_Work to complete_.
Starting at the beginning of the items and ending at the line that contains "434, 404, 520]", reproduce those lines with "pixel coordinates" swapped for "screen coordinates" and everything else left unchanged.

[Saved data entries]
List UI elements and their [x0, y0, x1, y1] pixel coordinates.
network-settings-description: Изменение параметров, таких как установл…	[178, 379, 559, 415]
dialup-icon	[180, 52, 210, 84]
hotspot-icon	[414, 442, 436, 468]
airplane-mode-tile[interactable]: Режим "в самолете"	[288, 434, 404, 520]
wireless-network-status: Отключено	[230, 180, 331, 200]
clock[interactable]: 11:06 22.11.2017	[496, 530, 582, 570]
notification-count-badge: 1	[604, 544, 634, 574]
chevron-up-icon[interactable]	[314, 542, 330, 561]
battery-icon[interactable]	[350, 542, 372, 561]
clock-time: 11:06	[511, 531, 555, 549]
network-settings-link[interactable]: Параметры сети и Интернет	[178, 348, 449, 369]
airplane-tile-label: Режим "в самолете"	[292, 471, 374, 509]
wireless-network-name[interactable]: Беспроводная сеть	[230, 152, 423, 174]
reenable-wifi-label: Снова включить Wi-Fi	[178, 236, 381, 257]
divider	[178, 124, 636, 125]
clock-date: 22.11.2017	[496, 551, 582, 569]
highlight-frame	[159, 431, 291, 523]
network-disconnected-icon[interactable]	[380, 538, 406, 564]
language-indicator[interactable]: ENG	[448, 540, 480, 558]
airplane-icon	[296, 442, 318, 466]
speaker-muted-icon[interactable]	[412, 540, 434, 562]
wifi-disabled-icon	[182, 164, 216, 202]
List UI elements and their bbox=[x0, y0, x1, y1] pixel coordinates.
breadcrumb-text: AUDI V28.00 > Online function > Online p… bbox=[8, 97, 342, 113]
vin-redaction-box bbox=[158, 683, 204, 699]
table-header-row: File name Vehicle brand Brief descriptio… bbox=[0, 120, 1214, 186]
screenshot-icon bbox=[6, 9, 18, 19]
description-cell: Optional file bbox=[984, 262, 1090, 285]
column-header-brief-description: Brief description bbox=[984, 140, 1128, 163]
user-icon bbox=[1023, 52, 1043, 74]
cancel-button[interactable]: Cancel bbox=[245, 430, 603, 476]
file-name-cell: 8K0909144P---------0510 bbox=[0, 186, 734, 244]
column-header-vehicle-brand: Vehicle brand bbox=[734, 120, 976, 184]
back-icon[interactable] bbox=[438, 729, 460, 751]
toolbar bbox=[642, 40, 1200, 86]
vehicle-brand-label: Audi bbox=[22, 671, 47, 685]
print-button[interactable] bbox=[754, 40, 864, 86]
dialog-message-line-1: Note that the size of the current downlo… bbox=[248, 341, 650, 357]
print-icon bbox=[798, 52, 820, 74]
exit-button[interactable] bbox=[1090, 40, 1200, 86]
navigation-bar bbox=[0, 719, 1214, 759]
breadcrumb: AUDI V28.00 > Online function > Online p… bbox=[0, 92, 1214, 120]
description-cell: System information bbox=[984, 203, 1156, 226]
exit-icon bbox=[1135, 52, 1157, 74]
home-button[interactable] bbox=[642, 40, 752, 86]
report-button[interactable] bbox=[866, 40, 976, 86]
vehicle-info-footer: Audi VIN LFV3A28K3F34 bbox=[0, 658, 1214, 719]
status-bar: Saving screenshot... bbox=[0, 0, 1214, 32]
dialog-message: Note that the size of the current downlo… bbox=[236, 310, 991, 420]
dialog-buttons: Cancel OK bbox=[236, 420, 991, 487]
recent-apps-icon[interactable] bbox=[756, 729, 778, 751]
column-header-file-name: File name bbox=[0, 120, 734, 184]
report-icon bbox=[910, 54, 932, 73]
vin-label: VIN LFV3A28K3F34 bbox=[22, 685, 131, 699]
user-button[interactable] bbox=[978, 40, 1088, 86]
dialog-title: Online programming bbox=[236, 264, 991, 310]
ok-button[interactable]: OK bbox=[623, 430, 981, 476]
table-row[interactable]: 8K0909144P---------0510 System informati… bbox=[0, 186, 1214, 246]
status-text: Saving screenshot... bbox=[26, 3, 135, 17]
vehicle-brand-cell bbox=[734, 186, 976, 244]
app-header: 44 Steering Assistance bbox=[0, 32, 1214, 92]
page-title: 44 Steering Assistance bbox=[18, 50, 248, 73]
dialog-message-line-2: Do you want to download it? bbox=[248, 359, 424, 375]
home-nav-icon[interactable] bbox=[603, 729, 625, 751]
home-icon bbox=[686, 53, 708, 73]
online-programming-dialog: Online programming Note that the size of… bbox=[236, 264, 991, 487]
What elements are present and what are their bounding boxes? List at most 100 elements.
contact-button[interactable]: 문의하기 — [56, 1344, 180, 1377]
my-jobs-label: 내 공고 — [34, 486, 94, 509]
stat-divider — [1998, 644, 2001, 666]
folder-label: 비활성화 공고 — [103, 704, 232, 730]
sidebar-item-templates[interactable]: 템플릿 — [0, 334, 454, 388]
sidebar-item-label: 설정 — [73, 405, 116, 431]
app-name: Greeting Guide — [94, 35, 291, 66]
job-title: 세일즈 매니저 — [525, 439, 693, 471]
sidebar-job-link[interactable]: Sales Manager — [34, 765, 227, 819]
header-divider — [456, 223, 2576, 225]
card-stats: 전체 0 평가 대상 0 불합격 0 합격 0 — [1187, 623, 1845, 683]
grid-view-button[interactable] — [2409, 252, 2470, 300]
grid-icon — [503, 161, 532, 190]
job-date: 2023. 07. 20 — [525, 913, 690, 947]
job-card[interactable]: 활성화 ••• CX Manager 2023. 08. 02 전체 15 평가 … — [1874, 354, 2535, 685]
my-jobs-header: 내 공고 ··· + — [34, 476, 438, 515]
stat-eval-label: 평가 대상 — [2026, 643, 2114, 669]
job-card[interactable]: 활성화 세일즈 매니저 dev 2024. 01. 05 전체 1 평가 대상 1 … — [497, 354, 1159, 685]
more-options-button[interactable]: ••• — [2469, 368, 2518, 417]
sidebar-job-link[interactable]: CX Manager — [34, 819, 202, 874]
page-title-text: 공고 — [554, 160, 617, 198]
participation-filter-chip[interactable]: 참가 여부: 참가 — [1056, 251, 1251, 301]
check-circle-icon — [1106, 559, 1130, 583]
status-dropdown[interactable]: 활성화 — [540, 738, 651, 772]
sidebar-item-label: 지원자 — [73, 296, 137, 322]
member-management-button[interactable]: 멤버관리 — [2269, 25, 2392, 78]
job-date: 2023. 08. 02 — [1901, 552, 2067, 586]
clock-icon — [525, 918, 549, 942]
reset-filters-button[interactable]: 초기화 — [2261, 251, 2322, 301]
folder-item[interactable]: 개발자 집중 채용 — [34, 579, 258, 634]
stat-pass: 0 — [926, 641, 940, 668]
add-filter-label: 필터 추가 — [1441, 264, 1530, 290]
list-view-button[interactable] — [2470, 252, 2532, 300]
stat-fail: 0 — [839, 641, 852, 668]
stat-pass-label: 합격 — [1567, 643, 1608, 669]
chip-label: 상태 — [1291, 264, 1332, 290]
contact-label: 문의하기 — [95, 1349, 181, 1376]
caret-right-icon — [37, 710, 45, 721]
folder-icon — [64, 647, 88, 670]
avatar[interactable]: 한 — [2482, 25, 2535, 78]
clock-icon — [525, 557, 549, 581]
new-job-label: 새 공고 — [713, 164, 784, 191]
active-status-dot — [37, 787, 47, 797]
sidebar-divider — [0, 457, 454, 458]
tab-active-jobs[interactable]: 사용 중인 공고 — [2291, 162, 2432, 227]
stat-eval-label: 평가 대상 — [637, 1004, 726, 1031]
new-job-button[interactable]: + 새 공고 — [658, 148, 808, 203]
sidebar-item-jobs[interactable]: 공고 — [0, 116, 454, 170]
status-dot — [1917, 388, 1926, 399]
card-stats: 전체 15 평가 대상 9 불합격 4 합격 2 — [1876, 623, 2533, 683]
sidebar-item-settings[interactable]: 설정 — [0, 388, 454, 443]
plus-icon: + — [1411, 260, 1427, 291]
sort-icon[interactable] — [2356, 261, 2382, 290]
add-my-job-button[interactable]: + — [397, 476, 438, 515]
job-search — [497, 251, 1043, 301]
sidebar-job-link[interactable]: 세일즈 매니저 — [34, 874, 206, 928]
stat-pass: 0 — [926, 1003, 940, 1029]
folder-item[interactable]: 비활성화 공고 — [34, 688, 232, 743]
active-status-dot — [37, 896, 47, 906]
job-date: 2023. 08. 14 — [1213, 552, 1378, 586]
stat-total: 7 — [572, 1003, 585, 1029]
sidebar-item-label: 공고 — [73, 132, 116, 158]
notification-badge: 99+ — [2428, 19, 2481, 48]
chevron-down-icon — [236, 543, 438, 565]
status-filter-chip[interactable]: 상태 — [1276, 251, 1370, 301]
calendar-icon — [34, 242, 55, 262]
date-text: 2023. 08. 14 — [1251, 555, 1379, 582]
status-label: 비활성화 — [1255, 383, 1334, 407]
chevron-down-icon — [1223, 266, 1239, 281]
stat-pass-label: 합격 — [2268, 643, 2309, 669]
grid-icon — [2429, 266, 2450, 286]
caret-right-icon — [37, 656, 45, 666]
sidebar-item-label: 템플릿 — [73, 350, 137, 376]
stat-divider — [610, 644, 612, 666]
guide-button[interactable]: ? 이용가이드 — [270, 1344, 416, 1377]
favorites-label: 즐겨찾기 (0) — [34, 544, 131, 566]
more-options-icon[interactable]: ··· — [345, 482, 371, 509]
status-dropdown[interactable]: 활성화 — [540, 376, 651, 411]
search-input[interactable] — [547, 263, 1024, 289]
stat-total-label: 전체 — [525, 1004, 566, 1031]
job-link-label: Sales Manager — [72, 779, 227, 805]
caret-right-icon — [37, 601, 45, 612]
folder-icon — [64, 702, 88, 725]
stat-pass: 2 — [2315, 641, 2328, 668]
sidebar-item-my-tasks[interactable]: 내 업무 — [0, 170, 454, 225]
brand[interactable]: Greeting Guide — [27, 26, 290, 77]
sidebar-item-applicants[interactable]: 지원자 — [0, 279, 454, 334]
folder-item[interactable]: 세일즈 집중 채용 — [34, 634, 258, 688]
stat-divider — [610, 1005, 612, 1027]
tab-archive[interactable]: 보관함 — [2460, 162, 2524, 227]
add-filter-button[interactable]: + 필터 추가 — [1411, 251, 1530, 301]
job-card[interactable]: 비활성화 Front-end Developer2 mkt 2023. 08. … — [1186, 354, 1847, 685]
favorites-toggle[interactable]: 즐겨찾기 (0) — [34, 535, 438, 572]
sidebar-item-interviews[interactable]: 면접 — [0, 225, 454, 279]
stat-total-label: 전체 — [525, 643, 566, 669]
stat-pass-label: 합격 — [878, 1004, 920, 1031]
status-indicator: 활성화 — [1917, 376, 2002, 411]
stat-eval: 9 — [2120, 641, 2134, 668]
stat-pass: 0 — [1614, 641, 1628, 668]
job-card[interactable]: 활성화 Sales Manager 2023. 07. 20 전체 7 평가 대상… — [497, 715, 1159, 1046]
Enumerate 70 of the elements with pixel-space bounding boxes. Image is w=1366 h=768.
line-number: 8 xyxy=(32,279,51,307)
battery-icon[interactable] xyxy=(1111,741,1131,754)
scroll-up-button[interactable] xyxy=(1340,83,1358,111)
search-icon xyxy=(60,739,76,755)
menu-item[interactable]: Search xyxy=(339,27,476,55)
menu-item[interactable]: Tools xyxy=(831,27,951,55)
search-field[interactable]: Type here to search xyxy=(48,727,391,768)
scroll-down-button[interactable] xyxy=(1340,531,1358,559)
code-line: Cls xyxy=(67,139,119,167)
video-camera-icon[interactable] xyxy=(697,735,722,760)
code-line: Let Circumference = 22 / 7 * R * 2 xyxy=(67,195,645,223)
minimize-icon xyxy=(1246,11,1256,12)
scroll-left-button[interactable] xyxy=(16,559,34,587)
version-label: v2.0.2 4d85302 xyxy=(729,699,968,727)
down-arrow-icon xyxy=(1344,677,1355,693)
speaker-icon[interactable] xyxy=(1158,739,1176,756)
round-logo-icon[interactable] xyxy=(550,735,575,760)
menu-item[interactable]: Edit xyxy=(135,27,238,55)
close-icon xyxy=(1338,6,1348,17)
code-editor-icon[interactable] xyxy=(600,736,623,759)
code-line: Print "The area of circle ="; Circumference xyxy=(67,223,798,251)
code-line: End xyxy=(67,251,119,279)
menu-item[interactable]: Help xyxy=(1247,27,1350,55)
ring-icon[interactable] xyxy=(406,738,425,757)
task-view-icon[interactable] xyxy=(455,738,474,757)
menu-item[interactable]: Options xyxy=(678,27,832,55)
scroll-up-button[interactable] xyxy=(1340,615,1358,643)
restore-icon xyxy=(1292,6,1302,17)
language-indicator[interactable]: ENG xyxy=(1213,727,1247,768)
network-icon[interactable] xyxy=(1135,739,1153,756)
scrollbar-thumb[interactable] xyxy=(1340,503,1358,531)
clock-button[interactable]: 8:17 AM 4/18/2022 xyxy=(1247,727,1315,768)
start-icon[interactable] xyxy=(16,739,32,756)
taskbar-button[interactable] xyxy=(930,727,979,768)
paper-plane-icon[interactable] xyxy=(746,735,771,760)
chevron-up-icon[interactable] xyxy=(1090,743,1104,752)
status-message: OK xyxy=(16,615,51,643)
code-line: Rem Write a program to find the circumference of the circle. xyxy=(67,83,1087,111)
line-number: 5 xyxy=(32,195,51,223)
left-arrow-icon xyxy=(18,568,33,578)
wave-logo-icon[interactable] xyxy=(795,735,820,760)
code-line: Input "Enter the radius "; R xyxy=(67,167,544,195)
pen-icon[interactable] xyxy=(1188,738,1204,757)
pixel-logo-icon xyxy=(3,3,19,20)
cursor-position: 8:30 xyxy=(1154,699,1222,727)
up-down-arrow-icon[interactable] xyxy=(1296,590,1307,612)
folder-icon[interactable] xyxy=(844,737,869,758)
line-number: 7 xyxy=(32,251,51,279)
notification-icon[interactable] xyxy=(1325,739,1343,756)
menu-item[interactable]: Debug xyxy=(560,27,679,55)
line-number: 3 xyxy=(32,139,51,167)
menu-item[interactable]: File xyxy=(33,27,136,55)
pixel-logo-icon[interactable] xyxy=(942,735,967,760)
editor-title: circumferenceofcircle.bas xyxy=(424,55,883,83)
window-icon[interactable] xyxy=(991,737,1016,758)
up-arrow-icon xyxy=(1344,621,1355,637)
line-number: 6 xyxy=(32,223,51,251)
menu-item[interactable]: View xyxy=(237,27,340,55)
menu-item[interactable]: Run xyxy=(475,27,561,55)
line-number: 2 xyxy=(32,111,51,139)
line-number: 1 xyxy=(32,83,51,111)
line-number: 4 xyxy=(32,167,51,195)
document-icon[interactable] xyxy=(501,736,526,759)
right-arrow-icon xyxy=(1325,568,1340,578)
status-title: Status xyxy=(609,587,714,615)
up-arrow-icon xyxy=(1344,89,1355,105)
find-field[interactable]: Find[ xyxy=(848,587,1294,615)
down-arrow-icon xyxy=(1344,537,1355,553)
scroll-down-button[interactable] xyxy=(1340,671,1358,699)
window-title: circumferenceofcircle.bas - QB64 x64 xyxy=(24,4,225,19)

_Answer below_.
List UI elements and their [x0, y0, x1, y1] screen coordinates.
network-settings-description: Изменение параметров, таких как установл…	[178, 379, 559, 415]
dialup-icon	[180, 52, 210, 84]
hotspot-icon	[414, 442, 436, 468]
airplane-mode-tile[interactable]: Режим "в самолете"	[288, 434, 404, 520]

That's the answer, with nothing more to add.